(Stored records)
* begin *
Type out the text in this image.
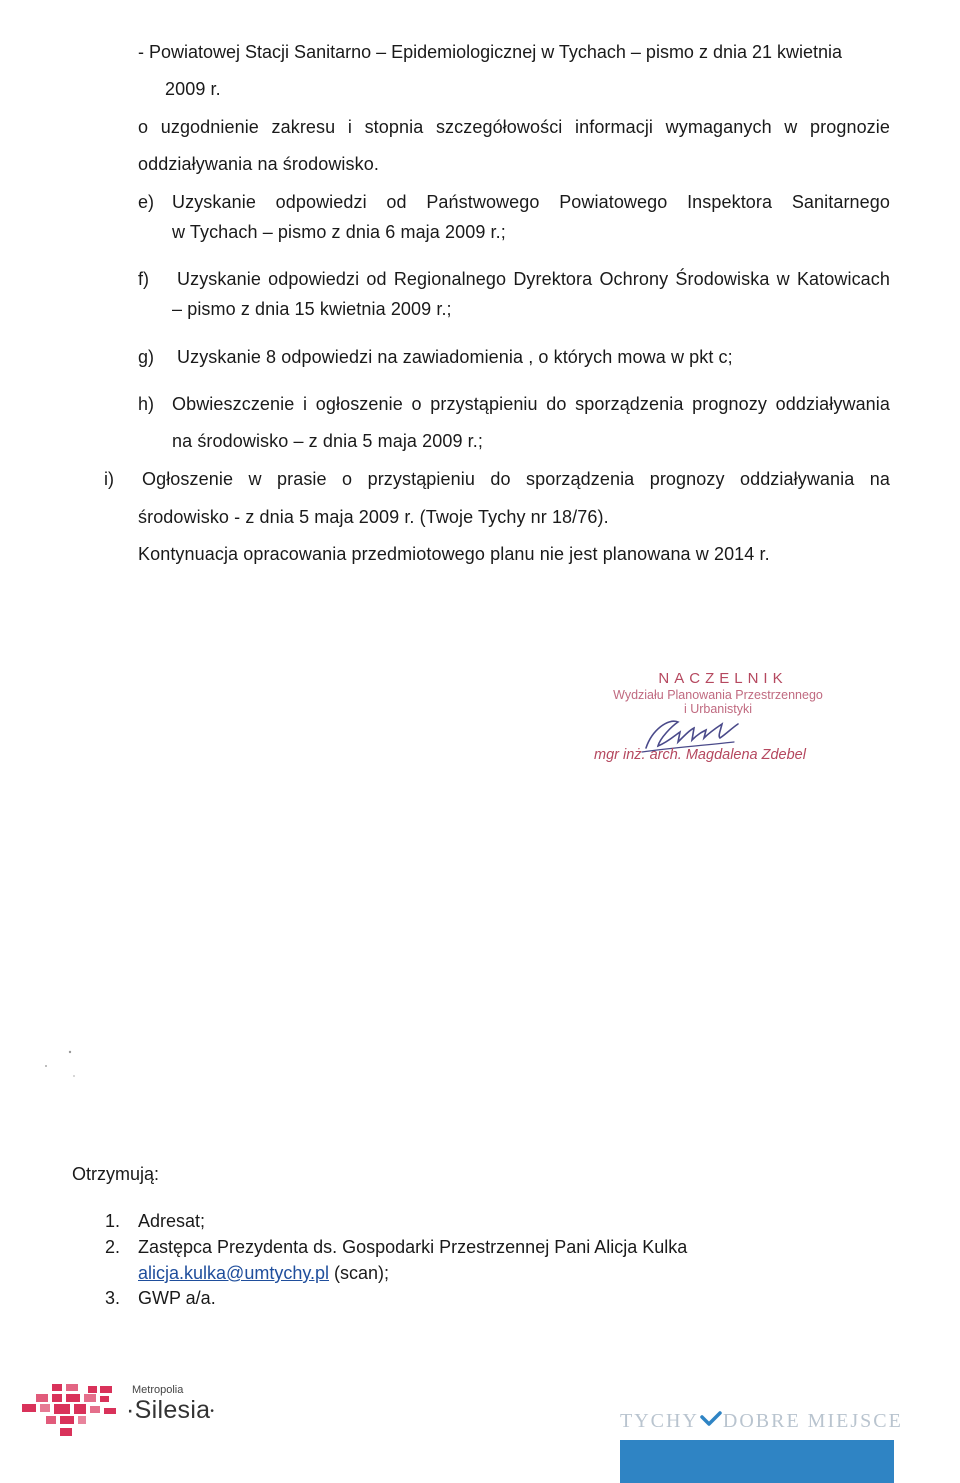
- Powiatowej Stacji Sanitarno – Epidemiologicznej w Tychach – pismo z dnia 21 kwietnia
2009 r.
o uzgodnienie zakresu i stopnia szczegółowości informacji wymaganych w prognozie
oddziaływania na środowisko.
e) Uzyskanie odpowiedzi od Państwowego Powiatowego Inspektora Sanitarnego
w Tychach – pismo z dnia 6 maja 2009 r.;
f) Uzyskanie odpowiedzi od Regionalnego Dyrektora Ochrony Środowiska w Katowicach
– pismo z dnia 15 kwietnia 2009 r.;
g) Uzyskanie 8 odpowiedzi na zawiadomienia , o których mowa w pkt c;
h) Obwieszczenie i ogłoszenie o przystąpieniu do sporządzenia prognozy oddziaływania
na środowisko – z dnia 5 maja 2009 r.;
i) Ogłoszenie w prasie o przystąpieniu do sporządzenia prognozy oddziaływania na
środowisko - z dnia 5 maja 2009 r. (Twoje Tychy nr 18/76).
Kontynuacja opracowania przedmiotowego planu nie jest planowana w 2014 r.
NACZELNIK
Wydziału Planowania Przestrzennego
i Urbanistyki
mgr inż. arch. Magdalena Zdebel
Otrzymują:
1. Adresat;
2. Zastępca Prezydenta ds. Gospodarki Przestrzennej Pani Alicja Kulka
alicja.kulka@umtychy.pl (scan);
3. GWP a/a.
Metropolia
·Silesia•	TYCHY DOBRE MIEJSCE
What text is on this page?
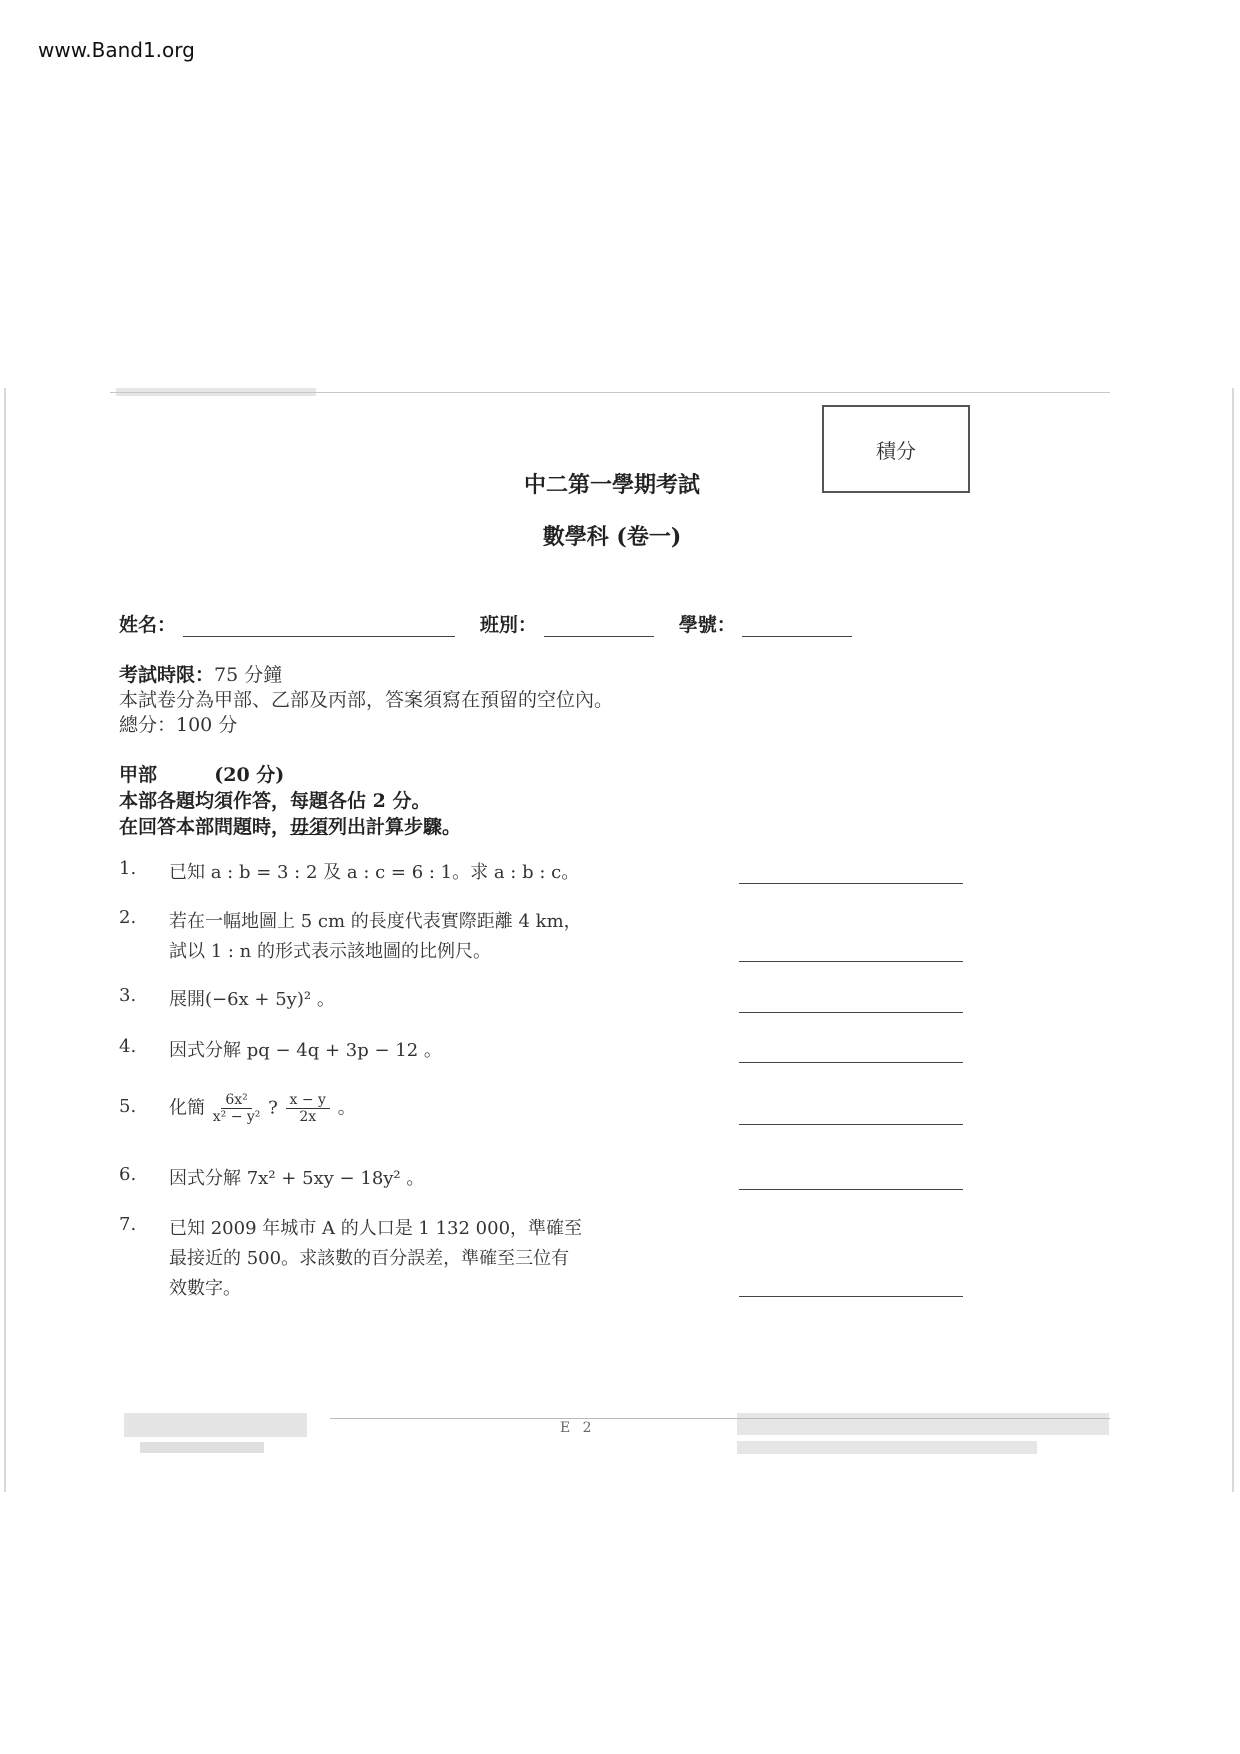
www.Band1.org
積分
中二第一學期考試
數學科 (卷一)
姓名：	班別：	學號：
考試時限：75 分鐘
本試卷分為甲部、乙部及丙部，答案須寫在預留的空位內。
總分：100 分
甲部	(20 分)
本部各題均須作答，每題各佔 2 分。
在回答本部問題時，毋須列出計算步驟。
1.	已知 a : b = 3 : 2 及 a : c = 6 : 1。求 a : b : c。
2.	若在一幅地圖上 5 cm 的長度代表實際距離 4 km，
試以 1 : n 的形式表示該地圖的比例尺。
3.	展開(−6x + 5y)² 。
4.	因式分解 pq − 4q + 3p − 12 。
5.	化簡 $\frac{\text{6x²}}{\text{x² − y²}}$ ? $\frac{x - y}{2x}$ 。
6.	因式分解 7x² + 5xy − 18y² 。
7.	已知 2009 年城市 A 的人口是 1 132 000，準確至
最接近的 500。求該數的百分誤差，準確至三位有
效數字。
E 2
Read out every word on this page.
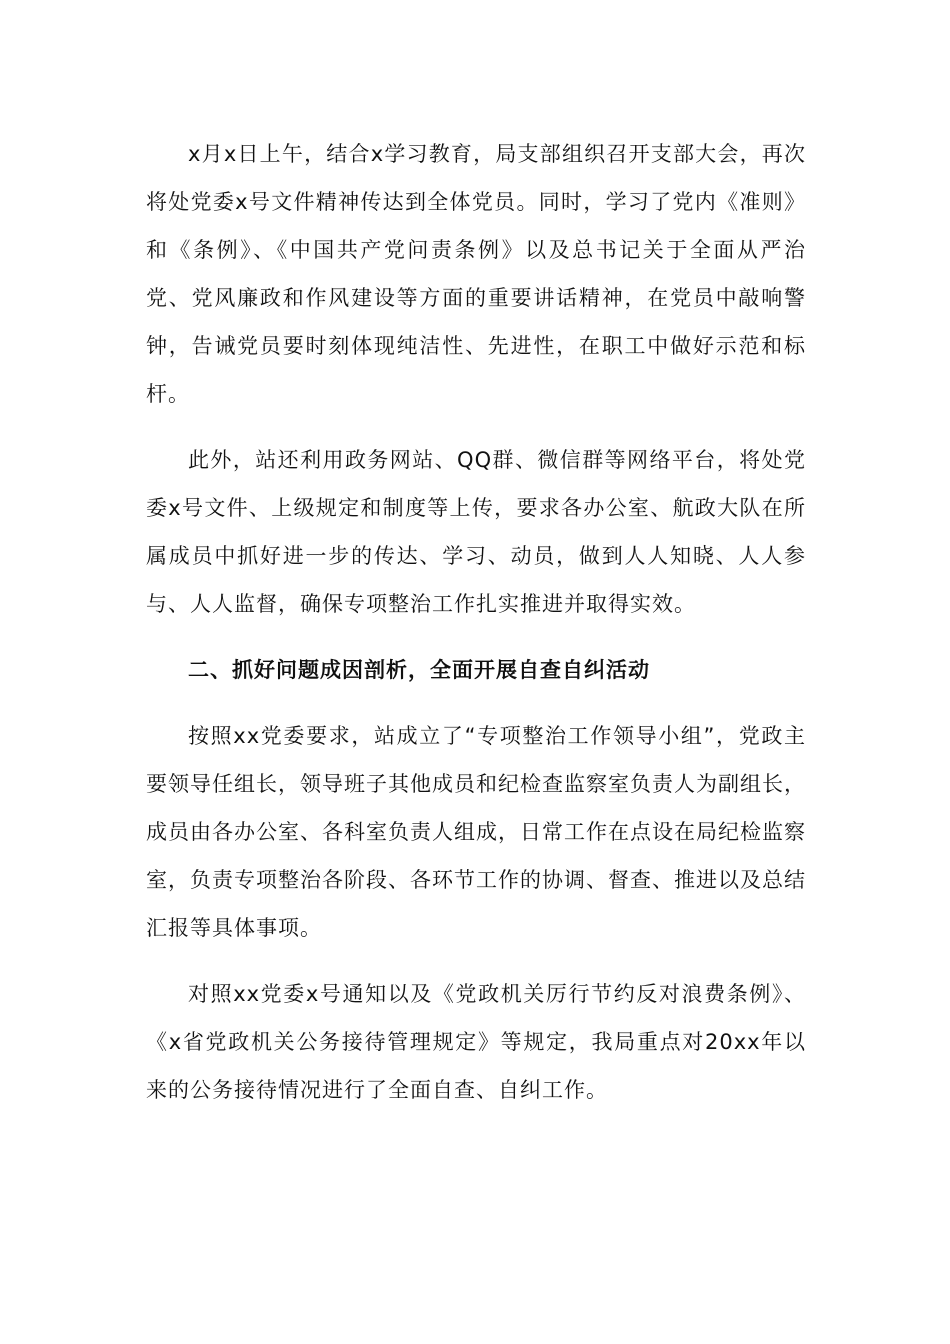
x月x日上午，结合x学习教育，局支部组织召开支部大会，再次将处党委x号文件精神传达到全体党员。同时，学习了党内《准则》和《条例》、《中国共产党问责条例》以及总书记关于全面从严治党、党风廉政和作风建设等方面的重要讲话精神，在党员中敲响警钟，告诫党员要时刻体现纯洁性、先进性，在职工中做好示范和标杆。

此外，站还利用政务网站、QQ群、微信群等网络平台，将处党委x号文件、上级规定和制度等上传，要求各办公室、航政大队在所属成员中抓好进一步的传达、学习、动员，做到人人知晓、人人参与、人人监督，确保专项整治工作扎实推进并取得实效。

二、抓好问题成因剖析，全面开展自查自纠活动

按照xx党委要求，站成立了“专项整治工作领导小组”，党政主要领导任组长，领导班子其他成员和纪检查监察室负责人为副组长，成员由各办公室、各科室负责人组成，日常工作在点设在局纪检监察室，负责专项整治各阶段、各环节工作的协调、督查、推进以及总结汇报等具体事项。

对照xx党委x号通知以及《党政机关厉行节约反对浪费条例》、《x省党政机关公务接待管理规定》等规定，我局重点对20xx年以来的公务接待情况进行了全面自查、自纠工作。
* end *
● **Stated exercise**: Transcribe all of the material exactly, leaving out whatever pictures it contains.

● **Written answer**:
Type out the text in this image.
- Powiatowej Stacji Sanitarno – Epidemiologicznej w Tychach – pismo z dnia 21 kwietnia
2009 r.
o uzgodnienie zakresu i stopnia szczegółowości informacji wymaganych w prognozie
oddziaływania na środowisko.
e) Uzyskanie odpowiedzi od Państwowego Powiatowego Inspektora Sanitarnego
w Tychach – pismo z dnia 6 maja 2009 r.;
f) Uzyskanie odpowiedzi od Regionalnego Dyrektora Ochrony Środowiska w Katowicach
– pismo z dnia 15 kwietnia 2009 r.;
g) Uzyskanie 8 odpowiedzi na zawiadomienia , o których mowa w pkt c;
h) Obwieszczenie i ogłoszenie o przystąpieniu do sporządzenia prognozy oddziaływania
na środowisko – z dnia 5 maja 2009 r.;
i) Ogłoszenie w prasie o przystąpieniu do sporządzenia prognozy oddziaływania na
środowisko - z dnia 5 maja 2009 r. (Twoje Tychy nr 18/76).
Kontynuacja opracowania przedmiotowego planu nie jest planowana w 2014 r.
NACZELNIK
Wydziału Planowania Przestrzennego
i Urbanistyki
mgr inż. arch. Magdalena Zdebel
Otrzymują:
1. Adresat;
2. Zastępca Prezydenta ds. Gospodarki Przestrzennej Pani Alicja Kulka
alicja.kulka@umtychy.pl (scan);
3. GWP a/a.
Metropolia
·Silesia•	TYCHY DOBRE MIEJSCE
What text is on this page?
www.Band1.org
積分
中二第一學期考試
數學科 (卷一)
姓名：	班別：	學號：
考試時限：75 分鐘
本試卷分為甲部、乙部及丙部，答案須寫在預留的空位內。
總分：100 分
甲部	(20 分)
本部各題均須作答，每題各佔 2 分。
在回答本部問題時，毋須列出計算步驟。
1.	已知 a : b = 3 : 2 及 a : c = 6 : 1。求 a : b : c。
2.	若在一幅地圖上 5 cm 的長度代表實際距離 4 km，
試以 1 : n 的形式表示該地圖的比例尺。
3.	展開(−6x + 5y)² 。
4.	因式分解 pq − 4q + 3p − 12 。
5.	化簡 $\frac{\text{6x²}}{\text{x² − y²}}$ ? $\frac{x - y}{2x}$ 。
6.	因式分解 7x² + 5xy − 18y² 。
7.	已知 2009 年城市 A 的人口是 1 132 000，準確至
最接近的 500。求該數的百分誤差，準確至三位有
效數字。
E 2
Read out every word on this page.
x月x日上午，结合x学习教育，局支部组织召开支部大会，再次将处党委x号文件精神传达到全体党员。同时，学习了党内《准则》和《条例》、《中国共产党问责条例》以及总书记关于全面从严治党、党风廉政和作风建设等方面的重要讲话精神，在党员中敲响警钟，告诫党员要时刻体现纯洁性、先进性，在职工中做好示范和标杆。

此外，站还利用政务网站、QQ群、微信群等网络平台，将处党委x号文件、上级规定和制度等上传，要求各办公室、航政大队在所属成员中抓好进一步的传达、学习、动员，做到人人知晓、人人参与、人人监督，确保专项整治工作扎实推进并取得实效。

二、抓好问题成因剖析，全面开展自查自纠活动

按照xx党委要求，站成立了“专项整治工作领导小组”，党政主要领导任组长，领导班子其他成员和纪检查监察室负责人为副组长，成员由各办公室、各科室负责人组成，日常工作在点设在局纪检监察室，负责专项整治各阶段、各环节工作的协调、督查、推进以及总结汇报等具体事项。

对照xx党委x号通知以及《党政机关厉行节约反对浪费条例》、《x省党政机关公务接待管理规定》等规定，我局重点对20xx年以来的公务接待情况进行了全面自查、自纠工作。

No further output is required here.